Extract, exactly as written, all lines of the material below from the line that includes "Decode this image" through its last line.

— start of SUPPLIED DATA —

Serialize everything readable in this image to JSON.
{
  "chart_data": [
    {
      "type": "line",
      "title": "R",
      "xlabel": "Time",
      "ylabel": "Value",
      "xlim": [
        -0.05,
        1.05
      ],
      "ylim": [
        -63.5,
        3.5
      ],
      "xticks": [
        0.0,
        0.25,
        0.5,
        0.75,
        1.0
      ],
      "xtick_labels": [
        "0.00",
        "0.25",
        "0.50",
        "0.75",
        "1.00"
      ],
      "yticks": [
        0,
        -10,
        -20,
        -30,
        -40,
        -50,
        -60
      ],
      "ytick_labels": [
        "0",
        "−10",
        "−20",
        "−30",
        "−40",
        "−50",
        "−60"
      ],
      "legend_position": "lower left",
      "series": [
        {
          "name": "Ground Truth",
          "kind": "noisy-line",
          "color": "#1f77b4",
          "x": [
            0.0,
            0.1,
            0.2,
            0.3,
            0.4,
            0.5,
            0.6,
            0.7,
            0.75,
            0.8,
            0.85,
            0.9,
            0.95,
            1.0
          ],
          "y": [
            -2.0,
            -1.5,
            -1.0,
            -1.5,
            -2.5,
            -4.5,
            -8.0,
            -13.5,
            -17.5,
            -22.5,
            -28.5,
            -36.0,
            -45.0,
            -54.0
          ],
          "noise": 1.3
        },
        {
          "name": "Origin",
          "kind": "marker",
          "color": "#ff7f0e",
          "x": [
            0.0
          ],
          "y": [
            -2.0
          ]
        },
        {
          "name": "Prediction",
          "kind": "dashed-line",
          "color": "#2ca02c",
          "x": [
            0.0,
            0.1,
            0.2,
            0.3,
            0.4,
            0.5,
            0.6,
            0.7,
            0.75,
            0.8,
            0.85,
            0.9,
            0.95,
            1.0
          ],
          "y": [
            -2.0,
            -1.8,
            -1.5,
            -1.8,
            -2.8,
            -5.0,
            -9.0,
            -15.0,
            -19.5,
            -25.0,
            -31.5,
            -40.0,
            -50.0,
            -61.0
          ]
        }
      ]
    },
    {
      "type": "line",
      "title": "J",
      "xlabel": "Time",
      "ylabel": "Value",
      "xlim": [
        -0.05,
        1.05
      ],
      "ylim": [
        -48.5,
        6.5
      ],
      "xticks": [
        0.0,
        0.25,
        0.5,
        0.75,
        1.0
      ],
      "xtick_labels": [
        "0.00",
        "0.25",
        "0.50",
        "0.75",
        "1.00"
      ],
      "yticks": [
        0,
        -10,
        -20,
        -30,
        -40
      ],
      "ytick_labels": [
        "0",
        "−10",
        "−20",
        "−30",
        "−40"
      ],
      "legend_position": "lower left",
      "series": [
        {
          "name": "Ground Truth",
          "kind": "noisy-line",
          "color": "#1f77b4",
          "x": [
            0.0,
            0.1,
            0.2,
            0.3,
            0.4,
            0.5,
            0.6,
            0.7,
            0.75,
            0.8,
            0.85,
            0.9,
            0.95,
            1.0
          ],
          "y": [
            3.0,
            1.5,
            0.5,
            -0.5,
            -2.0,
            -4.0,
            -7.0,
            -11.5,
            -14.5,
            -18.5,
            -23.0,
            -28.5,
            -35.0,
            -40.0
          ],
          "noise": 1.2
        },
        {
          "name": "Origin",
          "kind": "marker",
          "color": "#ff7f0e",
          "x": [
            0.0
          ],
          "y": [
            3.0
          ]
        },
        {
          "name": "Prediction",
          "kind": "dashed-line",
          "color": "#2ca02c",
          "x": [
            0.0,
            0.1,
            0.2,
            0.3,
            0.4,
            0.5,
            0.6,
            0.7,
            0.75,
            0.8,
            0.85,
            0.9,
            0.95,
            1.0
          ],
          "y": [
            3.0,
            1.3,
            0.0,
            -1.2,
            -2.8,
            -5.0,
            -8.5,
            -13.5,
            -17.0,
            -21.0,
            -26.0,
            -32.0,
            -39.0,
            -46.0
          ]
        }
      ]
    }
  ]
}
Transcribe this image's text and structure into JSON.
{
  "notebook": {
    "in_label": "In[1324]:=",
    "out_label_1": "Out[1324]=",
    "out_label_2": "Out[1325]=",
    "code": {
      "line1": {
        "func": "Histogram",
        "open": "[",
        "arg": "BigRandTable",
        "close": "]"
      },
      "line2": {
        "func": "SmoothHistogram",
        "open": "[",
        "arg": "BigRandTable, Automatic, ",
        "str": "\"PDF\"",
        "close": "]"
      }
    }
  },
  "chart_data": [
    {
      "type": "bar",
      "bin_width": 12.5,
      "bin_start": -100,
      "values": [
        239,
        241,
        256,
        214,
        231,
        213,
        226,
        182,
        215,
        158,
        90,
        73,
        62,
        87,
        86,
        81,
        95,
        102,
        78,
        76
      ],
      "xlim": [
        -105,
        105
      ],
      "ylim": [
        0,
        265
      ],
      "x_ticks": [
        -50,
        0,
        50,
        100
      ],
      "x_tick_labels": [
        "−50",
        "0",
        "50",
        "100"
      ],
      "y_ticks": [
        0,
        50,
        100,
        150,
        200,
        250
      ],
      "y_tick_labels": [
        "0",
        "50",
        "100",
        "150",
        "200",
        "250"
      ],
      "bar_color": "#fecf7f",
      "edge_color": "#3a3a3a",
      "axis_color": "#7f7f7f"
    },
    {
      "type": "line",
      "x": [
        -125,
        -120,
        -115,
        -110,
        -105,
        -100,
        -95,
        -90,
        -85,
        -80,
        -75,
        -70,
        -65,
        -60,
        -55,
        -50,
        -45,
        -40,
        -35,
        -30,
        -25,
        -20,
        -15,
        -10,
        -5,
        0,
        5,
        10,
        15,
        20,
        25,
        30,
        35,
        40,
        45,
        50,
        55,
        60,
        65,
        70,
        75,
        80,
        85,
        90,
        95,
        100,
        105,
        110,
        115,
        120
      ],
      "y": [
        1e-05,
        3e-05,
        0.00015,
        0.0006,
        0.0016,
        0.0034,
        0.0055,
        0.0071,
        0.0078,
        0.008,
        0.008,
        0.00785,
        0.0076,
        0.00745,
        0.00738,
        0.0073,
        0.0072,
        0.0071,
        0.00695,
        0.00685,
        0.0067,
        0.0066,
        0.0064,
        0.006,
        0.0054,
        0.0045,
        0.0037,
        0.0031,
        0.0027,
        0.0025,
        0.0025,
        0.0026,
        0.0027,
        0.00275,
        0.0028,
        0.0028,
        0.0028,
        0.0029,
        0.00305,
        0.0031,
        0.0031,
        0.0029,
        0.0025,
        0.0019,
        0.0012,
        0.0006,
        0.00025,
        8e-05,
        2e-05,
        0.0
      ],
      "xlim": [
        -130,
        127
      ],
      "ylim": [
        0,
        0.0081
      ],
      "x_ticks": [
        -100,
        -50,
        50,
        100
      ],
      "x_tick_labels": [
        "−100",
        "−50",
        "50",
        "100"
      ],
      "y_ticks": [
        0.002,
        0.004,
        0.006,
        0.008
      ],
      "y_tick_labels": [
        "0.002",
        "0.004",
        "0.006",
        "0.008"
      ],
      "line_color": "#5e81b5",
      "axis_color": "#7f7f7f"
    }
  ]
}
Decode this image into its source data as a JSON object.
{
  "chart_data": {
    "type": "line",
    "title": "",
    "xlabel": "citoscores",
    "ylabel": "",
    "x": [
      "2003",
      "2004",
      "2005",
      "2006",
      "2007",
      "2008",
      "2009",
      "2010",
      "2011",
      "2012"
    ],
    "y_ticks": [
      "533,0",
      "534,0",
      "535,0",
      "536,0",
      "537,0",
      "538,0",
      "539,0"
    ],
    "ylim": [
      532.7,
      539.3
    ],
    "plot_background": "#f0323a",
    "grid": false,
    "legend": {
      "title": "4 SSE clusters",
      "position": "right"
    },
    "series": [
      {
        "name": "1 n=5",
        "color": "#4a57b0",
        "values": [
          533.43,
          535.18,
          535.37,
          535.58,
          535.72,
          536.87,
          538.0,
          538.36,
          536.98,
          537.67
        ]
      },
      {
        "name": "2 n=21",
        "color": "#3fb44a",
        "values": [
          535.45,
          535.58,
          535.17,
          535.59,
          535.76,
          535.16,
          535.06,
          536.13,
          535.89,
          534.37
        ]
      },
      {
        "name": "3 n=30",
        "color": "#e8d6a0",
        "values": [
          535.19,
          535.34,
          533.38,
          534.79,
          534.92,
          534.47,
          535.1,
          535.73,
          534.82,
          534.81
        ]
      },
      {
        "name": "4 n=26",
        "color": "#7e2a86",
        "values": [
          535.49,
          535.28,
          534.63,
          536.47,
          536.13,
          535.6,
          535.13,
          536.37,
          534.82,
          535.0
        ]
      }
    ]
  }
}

— end of SUPPLIED DATA —

=== ANSWER TO THE TASK ===
Decode this image into its source data as a JSON object.
{
  "chart_data": {
    "type": "line",
    "title": "",
    "xlabel": "citoscores",
    "ylabel": "",
    "x": [
      "2003",
      "2004",
      "2005",
      "2006",
      "2007",
      "2008",
      "2009",
      "2010",
      "2011",
      "2012"
    ],
    "y_ticks": [
      "533,0",
      "534,0",
      "535,0",
      "536,0",
      "537,0",
      "538,0",
      "539,0"
    ],
    "ylim": [
      532.7,
      539.3
    ],
    "plot_background": "#f0323a",
    "grid": false,
    "legend": {
      "title": "4 SSE clusters",
      "position": "right"
    },
    "series": [
      {
        "name": "1 n=5",
        "color": "#4a57b0",
        "values": [
          533.43,
          535.18,
          535.37,
          535.58,
          535.72,
          536.87,
          538.0,
          538.36,
          536.98,
          537.67
        ]
      },
      {
        "name": "2 n=21",
        "color": "#3fb44a",
        "values": [
          535.45,
          535.58,
          535.17,
          535.59,
          535.76,
          535.16,
          535.06,
          536.13,
          535.89,
          534.37
        ]
      },
      {
        "name": "3 n=30",
        "color": "#e8d6a0",
        "values": [
          535.19,
          535.34,
          533.38,
          534.79,
          534.92,
          534.47,
          535.1,
          535.73,
          534.82,
          534.81
        ]
      },
      {
        "name": "4 n=26",
        "color": "#7e2a86",
        "values": [
          535.49,
          535.28,
          534.63,
          536.47,
          536.13,
          535.6,
          535.13,
          536.37,
          534.82,
          535.0
        ]
      }
    ]
  }
}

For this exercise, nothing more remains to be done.